[Start Records provided]

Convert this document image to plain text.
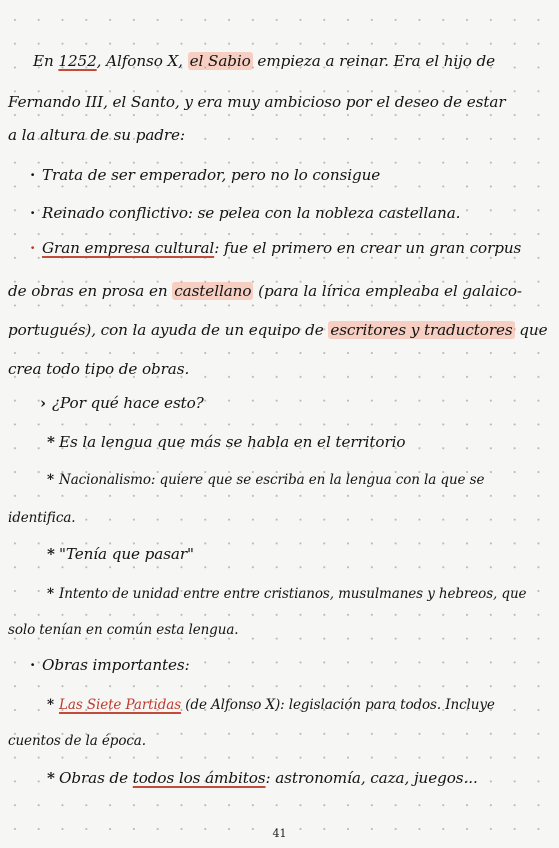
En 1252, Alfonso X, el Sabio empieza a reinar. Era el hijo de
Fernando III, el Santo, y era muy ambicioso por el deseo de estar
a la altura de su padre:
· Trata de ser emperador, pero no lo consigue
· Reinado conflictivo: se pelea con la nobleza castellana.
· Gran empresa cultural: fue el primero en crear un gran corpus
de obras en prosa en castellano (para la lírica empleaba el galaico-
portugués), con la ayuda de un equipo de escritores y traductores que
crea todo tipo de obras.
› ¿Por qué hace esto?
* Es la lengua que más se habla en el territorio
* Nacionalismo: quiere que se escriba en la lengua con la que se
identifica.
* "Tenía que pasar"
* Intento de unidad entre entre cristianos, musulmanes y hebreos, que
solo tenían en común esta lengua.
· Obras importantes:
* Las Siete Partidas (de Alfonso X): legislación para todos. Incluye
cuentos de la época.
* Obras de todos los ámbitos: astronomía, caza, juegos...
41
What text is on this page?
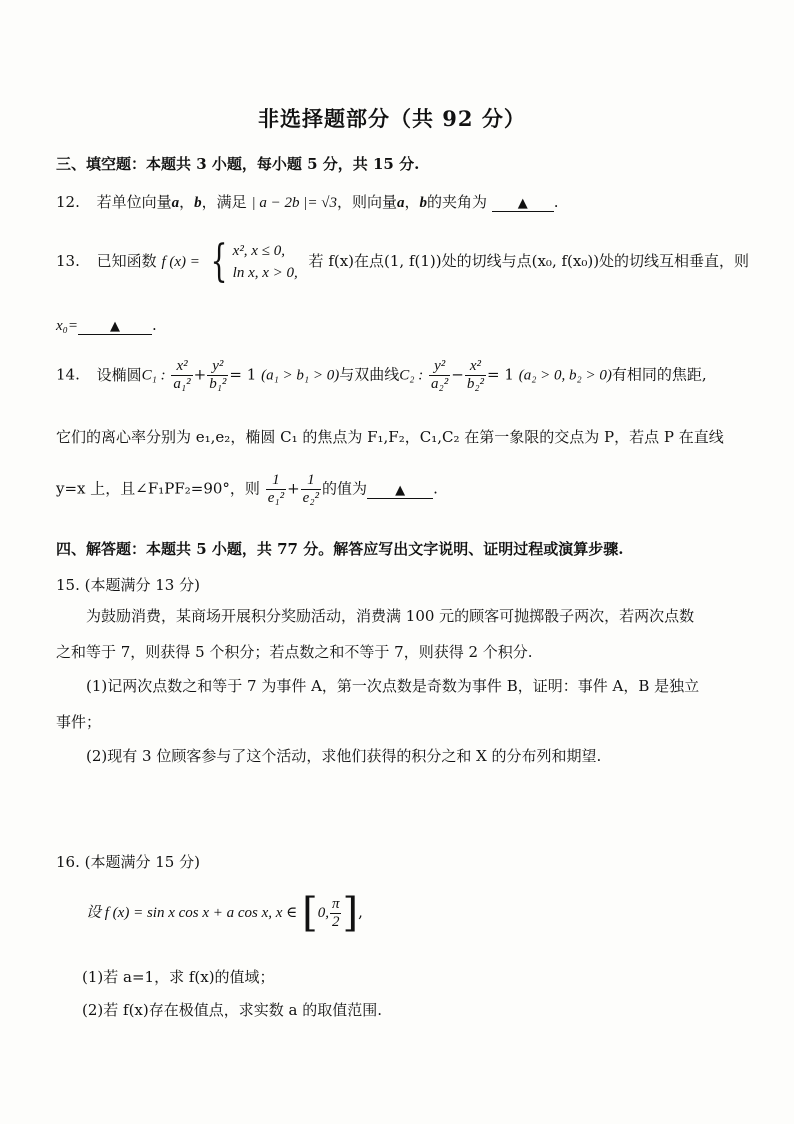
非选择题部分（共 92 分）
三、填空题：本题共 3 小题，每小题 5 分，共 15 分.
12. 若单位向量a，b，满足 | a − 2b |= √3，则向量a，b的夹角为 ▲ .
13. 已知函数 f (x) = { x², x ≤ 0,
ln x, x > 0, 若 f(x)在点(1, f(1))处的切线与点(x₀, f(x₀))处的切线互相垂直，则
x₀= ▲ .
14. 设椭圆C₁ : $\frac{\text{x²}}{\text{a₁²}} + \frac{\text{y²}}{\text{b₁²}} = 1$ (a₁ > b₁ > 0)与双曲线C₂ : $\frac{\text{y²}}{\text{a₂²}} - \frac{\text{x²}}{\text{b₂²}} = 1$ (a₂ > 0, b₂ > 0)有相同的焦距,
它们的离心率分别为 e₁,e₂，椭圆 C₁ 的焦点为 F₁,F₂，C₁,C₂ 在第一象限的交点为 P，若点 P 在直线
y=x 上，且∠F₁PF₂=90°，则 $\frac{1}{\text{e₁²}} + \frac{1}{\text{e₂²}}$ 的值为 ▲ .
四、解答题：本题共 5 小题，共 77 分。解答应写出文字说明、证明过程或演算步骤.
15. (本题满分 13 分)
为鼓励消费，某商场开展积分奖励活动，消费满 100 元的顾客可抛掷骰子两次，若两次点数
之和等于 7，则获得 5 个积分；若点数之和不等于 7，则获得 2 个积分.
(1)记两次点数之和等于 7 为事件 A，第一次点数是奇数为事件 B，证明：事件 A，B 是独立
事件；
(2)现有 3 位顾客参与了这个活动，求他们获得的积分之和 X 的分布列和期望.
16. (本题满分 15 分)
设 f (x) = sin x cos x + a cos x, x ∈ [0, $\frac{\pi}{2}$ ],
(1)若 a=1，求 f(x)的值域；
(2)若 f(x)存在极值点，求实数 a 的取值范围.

[End Records provided]

* **Directive**
Output the lines above in full and exactly as given, omitting any pictures.

* **Written response**
Convert this document image to plain text.
En 1252, Alfonso X, el Sabio empieza a reinar. Era el hijo de
Fernando III, el Santo, y era muy ambicioso por el deseo de estar
a la altura de su padre:
· Trata de ser emperador, pero no lo consigue
· Reinado conflictivo: se pelea con la nobleza castellana.
· Gran empresa cultural: fue el primero en crear un gran corpus
de obras en prosa en castellano (para la lírica empleaba el galaico-
portugués), con la ayuda de un equipo de escritores y traductores que
crea todo tipo de obras.
› ¿Por qué hace esto?
* Es la lengua que más se habla en el territorio
* Nacionalismo: quiere que se escriba en la lengua con la que se
identifica.
* "Tenía que pasar"
* Intento de unidad entre entre cristianos, musulmanes y hebreos, que
solo tenían en común esta lengua.
· Obras importantes:
* Las Siete Partidas (de Alfonso X): legislación para todos. Incluye
cuentos de la época.
* Obras de todos los ámbitos: astronomía, caza, juegos...
41
What text is on this page?
非选择题部分（共 92 分）
三、填空题：本题共 3 小题，每小题 5 分，共 15 分.
12. 若单位向量a，b，满足 | a − 2b |= √3，则向量a，b的夹角为 ▲ .
13. 已知函数 f (x) = { x², x ≤ 0,
ln x, x > 0, 若 f(x)在点(1, f(1))处的切线与点(x₀, f(x₀))处的切线互相垂直，则
x₀= ▲ .
14. 设椭圆C₁ : $\frac{\text{x²}}{\text{a₁²}} + \frac{\text{y²}}{\text{b₁²}} = 1$ (a₁ > b₁ > 0)与双曲线C₂ : $\frac{\text{y²}}{\text{a₂²}} - \frac{\text{x²}}{\text{b₂²}} = 1$ (a₂ > 0, b₂ > 0)有相同的焦距,
它们的离心率分别为 e₁,e₂，椭圆 C₁ 的焦点为 F₁,F₂，C₁,C₂ 在第一象限的交点为 P，若点 P 在直线
y=x 上，且∠F₁PF₂=90°，则 $\frac{1}{\text{e₁²}} + \frac{1}{\text{e₂²}}$ 的值为 ▲ .
四、解答题：本题共 5 小题，共 77 分。解答应写出文字说明、证明过程或演算步骤.
15. (本题满分 13 分)
为鼓励消费，某商场开展积分奖励活动，消费满 100 元的顾客可抛掷骰子两次，若两次点数
之和等于 7，则获得 5 个积分；若点数之和不等于 7，则获得 2 个积分.
(1)记两次点数之和等于 7 为事件 A，第一次点数是奇数为事件 B，证明：事件 A，B 是独立
事件；
(2)现有 3 位顾客参与了这个活动，求他们获得的积分之和 X 的分布列和期望.
16. (本题满分 15 分)
设 f (x) = sin x cos x + a cos x, x ∈ [0, $\frac{\pi}{2}$ ],
(1)若 a=1，求 f(x)的值域；
(2)若 f(x)存在极值点，求实数 a 的取值范围.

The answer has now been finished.